DIRECTIONS FOR THIS TASK
Rewrite the data from its start through the line with "The entrance window 84.4 is at (562, 305).", replacing "cross-section view" with "sectional view" and leaving everything else unchanged. Omit the pictures from your answer.

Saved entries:
· · · · · · ·

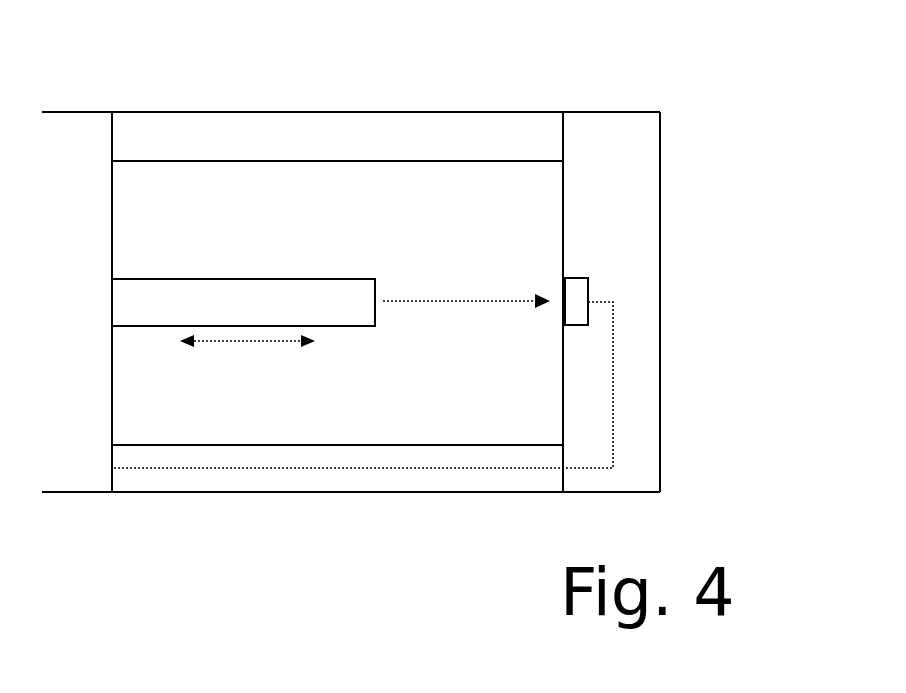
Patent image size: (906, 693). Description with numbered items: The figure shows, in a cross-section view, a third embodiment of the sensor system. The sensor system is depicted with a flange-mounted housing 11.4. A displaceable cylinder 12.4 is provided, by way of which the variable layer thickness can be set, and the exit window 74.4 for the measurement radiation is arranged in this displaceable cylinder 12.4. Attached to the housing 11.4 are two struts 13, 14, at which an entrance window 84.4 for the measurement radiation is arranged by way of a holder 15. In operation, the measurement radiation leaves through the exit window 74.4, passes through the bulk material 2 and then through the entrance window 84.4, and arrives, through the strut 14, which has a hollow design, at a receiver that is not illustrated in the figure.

The housing 11.4 is at (87, 118).
The strut 13 is at (385, 112).
The strut 14 is at (328, 478).
The holder 15 is at (642, 180).
The bulk material 2 is at (383, 418).
The displaceable cylinder 12.4 is at (222, 287).
The exit window 74.4 is at (380, 285).
The entrance window 84.4 is at (562, 305).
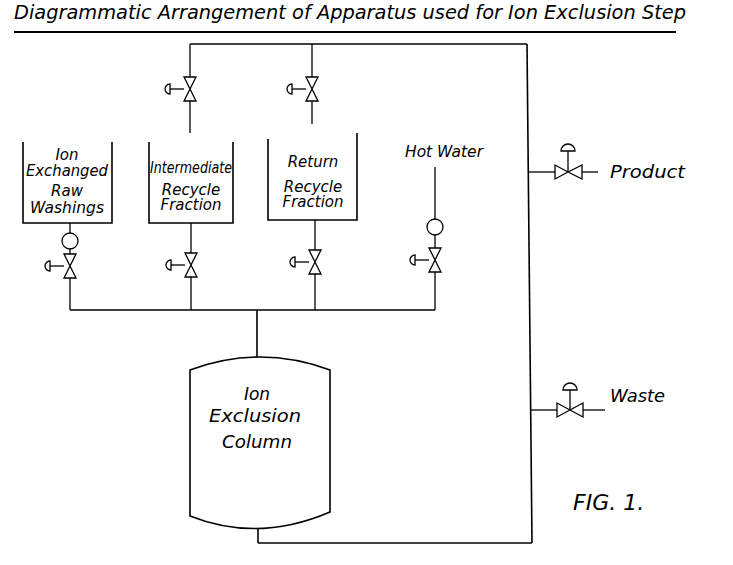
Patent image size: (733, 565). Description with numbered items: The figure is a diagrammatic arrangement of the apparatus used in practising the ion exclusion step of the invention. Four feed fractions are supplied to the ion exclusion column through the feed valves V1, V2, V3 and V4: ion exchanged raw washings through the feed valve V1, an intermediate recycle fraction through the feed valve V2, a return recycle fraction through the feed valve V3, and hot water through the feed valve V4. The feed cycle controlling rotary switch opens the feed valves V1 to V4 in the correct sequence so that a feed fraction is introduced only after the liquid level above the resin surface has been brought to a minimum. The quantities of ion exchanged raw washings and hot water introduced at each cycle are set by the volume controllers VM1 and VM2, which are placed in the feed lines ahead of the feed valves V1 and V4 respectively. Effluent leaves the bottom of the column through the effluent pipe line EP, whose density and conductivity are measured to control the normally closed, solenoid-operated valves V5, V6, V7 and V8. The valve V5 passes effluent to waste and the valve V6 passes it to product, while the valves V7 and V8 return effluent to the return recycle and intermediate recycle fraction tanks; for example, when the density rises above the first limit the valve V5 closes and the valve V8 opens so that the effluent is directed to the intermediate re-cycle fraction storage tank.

· · · · · · ·

RESPONSE TO THE TASK
Patent image size: (906, 693). Description with numbered items: The figure shows, in a sectional view, a third embodiment of the sensor system. The sensor system is depicted with a flange-mounted housing 11.4. A displaceable cylinder 12.4 is provided, by way of which the variable layer thickness can be set, and the exit window 74.4 for the measurement radiation is arranged in this displaceable cylinder 12.4. Attached to the housing 11.4 are two struts 13, 14, at which an entrance window 84.4 for the measurement radiation is arranged by way of a holder 15. In operation, the measurement radiation leaves through the exit window 74.4, passes through the bulk material 2 and then through the entrance window 84.4, and arrives, through the strut 14, which has a hollow design, at a receiver that is not illustrated in the figure.

The housing 11.4 is at (87, 118).
The strut 13 is at (385, 112).
The strut 14 is at (328, 478).
The holder 15 is at (642, 180).
The bulk material 2 is at (383, 418).
The displaceable cylinder 12.4 is at (222, 287).
The exit window 74.4 is at (380, 285).
The entrance window 84.4 is at (562, 305).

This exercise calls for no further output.